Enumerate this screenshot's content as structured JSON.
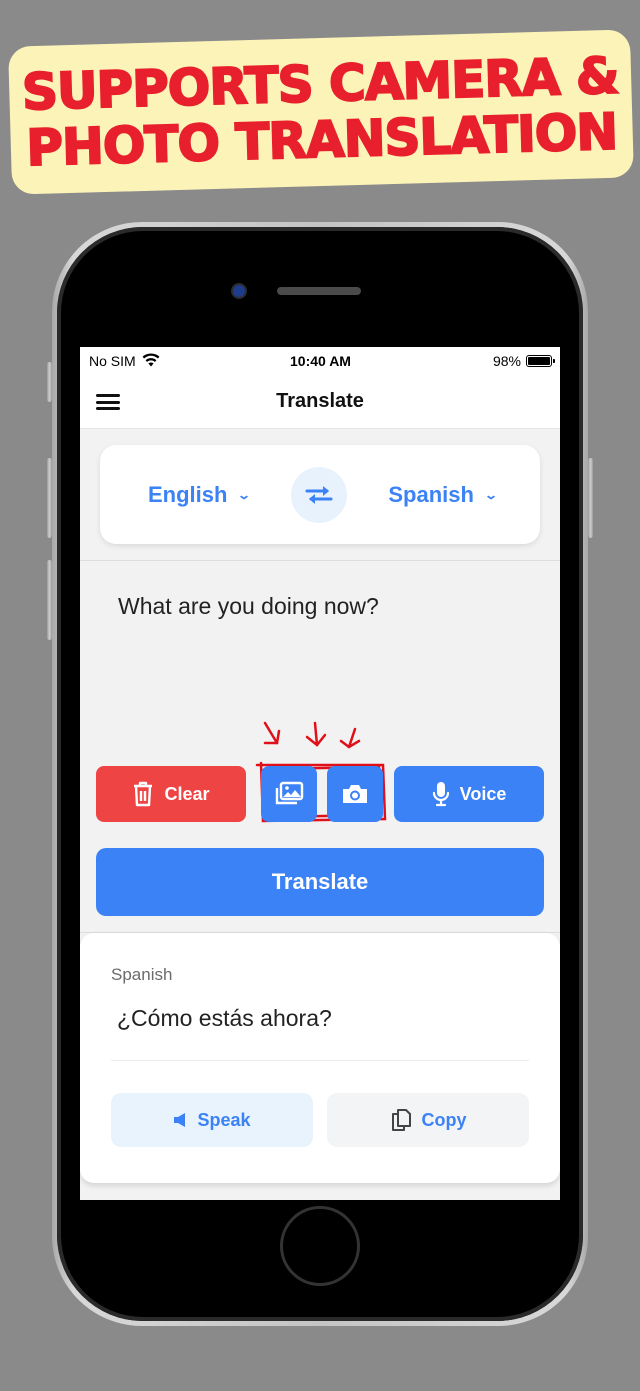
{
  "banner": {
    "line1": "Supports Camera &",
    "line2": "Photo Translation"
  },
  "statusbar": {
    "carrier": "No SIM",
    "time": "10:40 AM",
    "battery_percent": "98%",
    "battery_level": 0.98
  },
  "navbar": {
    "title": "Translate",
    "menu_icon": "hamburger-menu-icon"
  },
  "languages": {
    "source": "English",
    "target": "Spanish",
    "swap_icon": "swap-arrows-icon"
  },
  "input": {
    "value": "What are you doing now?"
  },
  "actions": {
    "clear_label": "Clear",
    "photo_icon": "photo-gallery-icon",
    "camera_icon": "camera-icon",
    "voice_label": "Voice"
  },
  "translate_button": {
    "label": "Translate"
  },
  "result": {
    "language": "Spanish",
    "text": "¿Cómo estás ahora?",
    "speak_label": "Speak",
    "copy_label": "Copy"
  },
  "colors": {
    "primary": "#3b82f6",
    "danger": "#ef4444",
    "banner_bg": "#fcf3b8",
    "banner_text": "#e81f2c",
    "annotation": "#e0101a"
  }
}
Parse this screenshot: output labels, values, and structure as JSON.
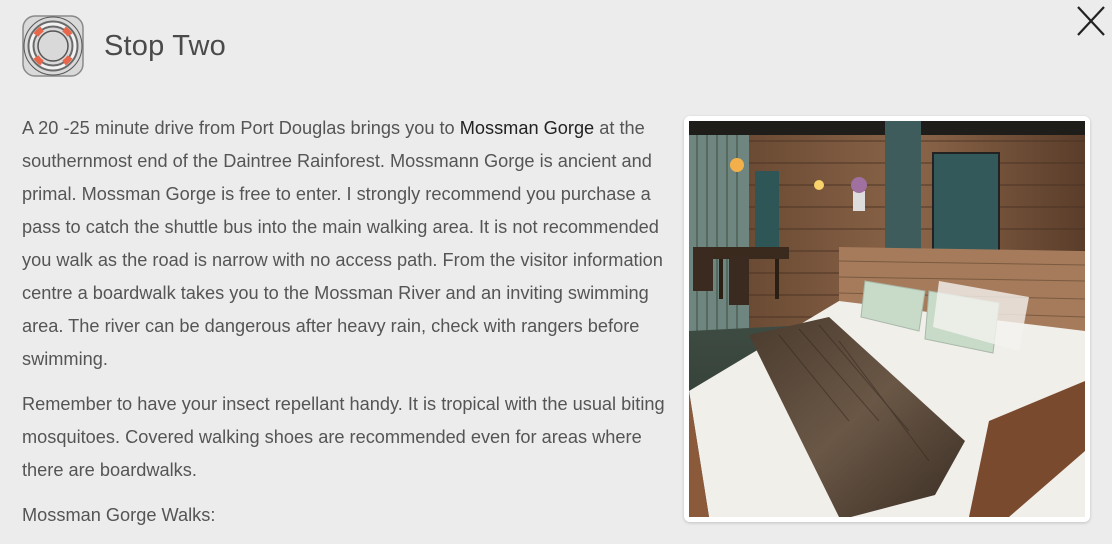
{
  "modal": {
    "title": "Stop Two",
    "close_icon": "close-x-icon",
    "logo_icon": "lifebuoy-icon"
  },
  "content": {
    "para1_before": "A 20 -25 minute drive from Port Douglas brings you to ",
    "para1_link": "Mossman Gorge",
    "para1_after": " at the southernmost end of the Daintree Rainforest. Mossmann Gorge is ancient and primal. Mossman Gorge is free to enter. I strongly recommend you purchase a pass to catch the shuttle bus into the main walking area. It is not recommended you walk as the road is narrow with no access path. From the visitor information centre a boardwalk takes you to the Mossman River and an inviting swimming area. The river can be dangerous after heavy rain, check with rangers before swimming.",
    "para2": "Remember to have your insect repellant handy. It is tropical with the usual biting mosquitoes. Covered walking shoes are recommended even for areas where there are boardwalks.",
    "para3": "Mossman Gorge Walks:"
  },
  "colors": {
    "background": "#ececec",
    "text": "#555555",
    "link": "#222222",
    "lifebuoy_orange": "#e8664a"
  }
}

────────────────

Write out the whole listing again, exactly, with no pictures.

> **Answer to the problem**
Enumerate this screenshot's content as structured JSON.
{
  "banner": {
    "line1": "Supports Camera &",
    "line2": "Photo Translation"
  },
  "statusbar": {
    "carrier": "No SIM",
    "time": "10:40 AM",
    "battery_percent": "98%",
    "battery_level": 0.98
  },
  "navbar": {
    "title": "Translate",
    "menu_icon": "hamburger-menu-icon"
  },
  "languages": {
    "source": "English",
    "target": "Spanish",
    "swap_icon": "swap-arrows-icon"
  },
  "input": {
    "value": "What are you doing now?"
  },
  "actions": {
    "clear_label": "Clear",
    "photo_icon": "photo-gallery-icon",
    "camera_icon": "camera-icon",
    "voice_label": "Voice"
  },
  "translate_button": {
    "label": "Translate"
  },
  "result": {
    "language": "Spanish",
    "text": "¿Cómo estás ahora?",
    "speak_label": "Speak",
    "copy_label": "Copy"
  },
  "colors": {
    "primary": "#3b82f6",
    "danger": "#ef4444",
    "banner_bg": "#fcf3b8",
    "banner_text": "#e81f2c",
    "annotation": "#e0101a"
  }
}
Parse this screenshot: output labels, values, and structure as JSON.
{
  "modal": {
    "title": "Stop Two",
    "close_icon": "close-x-icon",
    "logo_icon": "lifebuoy-icon"
  },
  "content": {
    "para1_before": "A 20 -25 minute drive from Port Douglas brings you to ",
    "para1_link": "Mossman Gorge",
    "para1_after": " at the southernmost end of the Daintree Rainforest. Mossmann Gorge is ancient and primal. Mossman Gorge is free to enter. I strongly recommend you purchase a pass to catch the shuttle bus into the main walking area. It is not recommended you walk as the road is narrow with no access path. From the visitor information centre a boardwalk takes you to the Mossman River and an inviting swimming area. The river can be dangerous after heavy rain, check with rangers before swimming.",
    "para2": "Remember to have your insect repellant handy. It is tropical with the usual biting mosquitoes. Covered walking shoes are recommended even for areas where there are boardwalks.",
    "para3": "Mossman Gorge Walks:"
  },
  "colors": {
    "background": "#ececec",
    "text": "#555555",
    "link": "#222222",
    "lifebuoy_orange": "#e8664a"
  }
}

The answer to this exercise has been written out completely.